▶ FRAGMENTO SELECCIONADO

----

He sabido que había muerto mientras estaba en el gimnasio haciendo bicicleta estática para recuperar la fuerza de mi pierna izquierda. Por las necrológicas he entendido que había recibido un mal golpe en un entrenamiento de boxeo y que había pasado dos meses estériles en un hospital. La noticia me ha tocado por un detalle tonto, comparado con el drama y los elogios que leía en los artículos.

Tenía 49 años y me he acordado de un amigo que, en septiembre, cuando me vio con muletas me preguntó por qué saltaba a las piscinas como un jovencito pudiendo bajar tranquilamente por las escaleras. Quizás si la muerte se hubiese entretenido un poco no lo habría pillado en el ring, porque la distancia con sus aficiones ya habría sido otra. El azar también nos forja el destino, por más inteligencia que pongamos en controlarlo.

Me ha afectado que estuviera a punto de hacer los cincuenta y saber que, en la cumbre de su carrera, se acababa de comprar un piso enorme, con muchas habitaciones, y unas vistas estupendas al Retiro. Durante la década de los cuarenta parece que la vida vuelva a empezar pero sin la ingenuidad y las pasiones encendidas de la adolescencia. El espíritu todavía se siente joven, pero el cuerpo ya sabe muchas cosas y no responde igual que antes. Esto da sorpresas y algunos errores de cálculo.  

Cada edad tiene su épica, pero la década de los cuarenta es un campo tierno para la literatura. A medida que te acercas a los cincuenta, la vida te da una idea cada vez más fiable de los límites de tu mundo y de tu inteligencia. Las ambiciones que te motivaban van dando un resultado más o menos claro y definitivo. Los éxitos pierden importancia, igual que los traumas y las frustraciones, y tienes que aprender a llenar los vacíos con más sinceridad y menos ingenio.

Mientras pedaleaba me lo imaginaba en su nuevo piso contemplando las inseguridades y las tormentas que había dejado atrás. Si haces las cosas bien, como dicen que las hacía, los silencios del niño reprimido que llevamos escondido se liberan hacia esta edad del miedo que da decepcionar a los padres y te descubren aspectos de ti mismo que ni conocías. Me parece que si la estabilidad y la paz de espíritu pueden llegar a parecer un rellano real en algún estadio de la vida es justamente cuando atraviesas la frontera de los cincuenta.

No lo leía demasiado, ni creo que fuera un periodista valiente como dicen sus amigos ―tal como va el mundo no te compras un piso con vistas al Retiro escribiendo contra los que mandan―. Pero tenía pocos años más que yo y las batallas que cuentan los diarios me han hecho pensar en mi vida. Hace semanas que doy vueltas a una frase de Muhammad Ali, que decía que no son los enemigos quienes tienen capacidad para pararte, sino tus descuidos y tus puntos débiles.

----

▶ MATERIAL PROPORCIONADO
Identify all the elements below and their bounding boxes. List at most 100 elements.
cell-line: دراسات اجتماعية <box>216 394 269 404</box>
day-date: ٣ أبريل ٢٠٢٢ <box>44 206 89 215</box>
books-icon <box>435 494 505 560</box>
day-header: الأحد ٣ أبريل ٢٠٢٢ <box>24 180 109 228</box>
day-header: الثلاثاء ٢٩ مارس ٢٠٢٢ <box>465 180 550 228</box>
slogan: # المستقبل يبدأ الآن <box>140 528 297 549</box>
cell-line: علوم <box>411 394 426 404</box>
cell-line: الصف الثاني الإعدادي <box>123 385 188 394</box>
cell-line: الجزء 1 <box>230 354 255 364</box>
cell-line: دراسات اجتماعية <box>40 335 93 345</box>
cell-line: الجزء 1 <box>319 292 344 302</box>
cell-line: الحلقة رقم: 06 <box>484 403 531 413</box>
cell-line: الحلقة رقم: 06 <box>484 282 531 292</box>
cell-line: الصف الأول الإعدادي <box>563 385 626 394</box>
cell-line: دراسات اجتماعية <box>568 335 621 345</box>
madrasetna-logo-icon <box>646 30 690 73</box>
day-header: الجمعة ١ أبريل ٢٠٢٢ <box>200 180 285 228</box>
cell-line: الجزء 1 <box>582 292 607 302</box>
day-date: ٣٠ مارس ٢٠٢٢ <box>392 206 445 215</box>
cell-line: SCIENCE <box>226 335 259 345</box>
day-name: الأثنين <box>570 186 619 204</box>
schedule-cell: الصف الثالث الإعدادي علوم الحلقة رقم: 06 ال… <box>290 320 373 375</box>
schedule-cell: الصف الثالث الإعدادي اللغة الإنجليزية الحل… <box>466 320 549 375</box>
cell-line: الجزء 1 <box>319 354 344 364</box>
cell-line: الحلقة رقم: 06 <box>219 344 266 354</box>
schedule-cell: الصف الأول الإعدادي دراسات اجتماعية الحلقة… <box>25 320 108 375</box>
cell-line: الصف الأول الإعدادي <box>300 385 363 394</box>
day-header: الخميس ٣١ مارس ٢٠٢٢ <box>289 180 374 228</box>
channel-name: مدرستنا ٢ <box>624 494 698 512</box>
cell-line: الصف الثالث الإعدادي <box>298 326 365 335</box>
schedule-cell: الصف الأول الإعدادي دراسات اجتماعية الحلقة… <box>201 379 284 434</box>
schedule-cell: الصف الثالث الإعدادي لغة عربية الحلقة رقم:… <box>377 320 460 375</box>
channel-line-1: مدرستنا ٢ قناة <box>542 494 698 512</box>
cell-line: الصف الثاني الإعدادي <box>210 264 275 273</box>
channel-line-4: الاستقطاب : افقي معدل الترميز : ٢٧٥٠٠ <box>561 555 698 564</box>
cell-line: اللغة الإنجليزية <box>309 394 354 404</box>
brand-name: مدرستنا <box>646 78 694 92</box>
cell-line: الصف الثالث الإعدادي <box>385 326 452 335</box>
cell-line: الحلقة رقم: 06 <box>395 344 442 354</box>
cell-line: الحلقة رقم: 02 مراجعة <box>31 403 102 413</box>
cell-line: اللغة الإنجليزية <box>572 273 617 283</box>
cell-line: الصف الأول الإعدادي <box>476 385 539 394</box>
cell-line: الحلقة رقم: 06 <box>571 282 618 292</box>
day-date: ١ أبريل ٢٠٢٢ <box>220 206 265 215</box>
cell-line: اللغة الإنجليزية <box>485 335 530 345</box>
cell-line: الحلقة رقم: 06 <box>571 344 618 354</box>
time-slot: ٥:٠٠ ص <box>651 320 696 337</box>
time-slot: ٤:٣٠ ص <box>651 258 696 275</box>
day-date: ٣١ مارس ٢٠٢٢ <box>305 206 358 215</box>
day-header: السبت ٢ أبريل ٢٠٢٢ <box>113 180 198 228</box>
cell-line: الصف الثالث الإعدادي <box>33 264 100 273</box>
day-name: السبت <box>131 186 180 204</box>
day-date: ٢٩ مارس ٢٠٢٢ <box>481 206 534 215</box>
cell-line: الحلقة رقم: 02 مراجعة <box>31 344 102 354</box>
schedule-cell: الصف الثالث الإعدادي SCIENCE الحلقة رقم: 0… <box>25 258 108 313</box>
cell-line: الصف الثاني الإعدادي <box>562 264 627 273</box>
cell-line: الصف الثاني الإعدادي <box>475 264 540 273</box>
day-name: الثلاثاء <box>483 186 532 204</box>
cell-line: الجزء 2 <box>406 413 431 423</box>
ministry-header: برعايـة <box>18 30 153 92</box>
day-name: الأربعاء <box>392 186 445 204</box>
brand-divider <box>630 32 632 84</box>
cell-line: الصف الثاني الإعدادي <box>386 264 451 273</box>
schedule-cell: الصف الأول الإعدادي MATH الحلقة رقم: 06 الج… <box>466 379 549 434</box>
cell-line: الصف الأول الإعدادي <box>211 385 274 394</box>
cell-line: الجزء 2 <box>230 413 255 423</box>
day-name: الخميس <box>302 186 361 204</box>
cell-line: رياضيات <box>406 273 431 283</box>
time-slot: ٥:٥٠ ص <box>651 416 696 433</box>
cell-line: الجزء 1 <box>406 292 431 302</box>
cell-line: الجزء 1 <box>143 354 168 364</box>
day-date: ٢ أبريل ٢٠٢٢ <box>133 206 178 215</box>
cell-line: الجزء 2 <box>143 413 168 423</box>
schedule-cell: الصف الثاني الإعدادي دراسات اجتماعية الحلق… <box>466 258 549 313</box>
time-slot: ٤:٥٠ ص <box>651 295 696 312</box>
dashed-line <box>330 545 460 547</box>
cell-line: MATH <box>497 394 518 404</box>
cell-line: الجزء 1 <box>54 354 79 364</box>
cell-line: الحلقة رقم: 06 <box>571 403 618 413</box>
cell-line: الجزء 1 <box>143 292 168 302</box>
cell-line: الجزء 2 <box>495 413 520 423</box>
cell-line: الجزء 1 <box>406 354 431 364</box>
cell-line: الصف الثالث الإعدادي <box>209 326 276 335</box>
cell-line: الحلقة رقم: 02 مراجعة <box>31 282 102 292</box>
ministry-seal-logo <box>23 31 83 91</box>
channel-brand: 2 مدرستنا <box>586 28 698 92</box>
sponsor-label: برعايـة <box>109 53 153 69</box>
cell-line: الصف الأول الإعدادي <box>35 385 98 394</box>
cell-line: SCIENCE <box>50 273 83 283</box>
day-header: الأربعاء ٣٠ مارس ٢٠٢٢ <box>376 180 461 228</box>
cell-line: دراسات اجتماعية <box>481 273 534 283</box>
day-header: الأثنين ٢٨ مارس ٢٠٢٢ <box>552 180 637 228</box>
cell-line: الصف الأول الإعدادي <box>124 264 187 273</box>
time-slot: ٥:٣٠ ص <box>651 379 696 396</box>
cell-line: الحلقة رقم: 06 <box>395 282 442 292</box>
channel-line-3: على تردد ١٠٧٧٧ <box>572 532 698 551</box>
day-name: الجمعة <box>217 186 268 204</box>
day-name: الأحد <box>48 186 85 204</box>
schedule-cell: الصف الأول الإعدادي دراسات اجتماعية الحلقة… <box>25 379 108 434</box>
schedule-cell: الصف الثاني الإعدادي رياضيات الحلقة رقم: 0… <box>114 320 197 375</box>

----

▶ EJERCICIO
Copia literalmente la parte del fragmento seleccionado que va desde "He sabido que" hasta "pongamos en controlarlo.". Los ítems proceden de otra fuente.

▶ RESPUESTA DEL EJERCICIO
He sabido que había muerto mientras estaba en el gimnasio haciendo bicicleta estática para recuperar la fuerza de mi pierna izquierda. Por las necrológicas he entendido que había recibido un mal golpe en un entrenamiento de boxeo y que había pasado dos meses estériles en un hospital. La noticia me ha tocado por un detalle tonto, comparado con el drama y los elogios que leía en los artículos.

Tenía 49 años y me he acordado de un amigo que, en septiembre, cuando me vio con muletas me preguntó por qué saltaba a las piscinas como un jovencito pudiendo bajar tranquilamente por las escaleras. Quizás si la muerte se hubiese entretenido un poco no lo habría pillado en el ring, porque la distancia con sus aficiones ya habría sido otra. El azar también nos forja el destino, por más inteligencia que pongamos en controlarlo.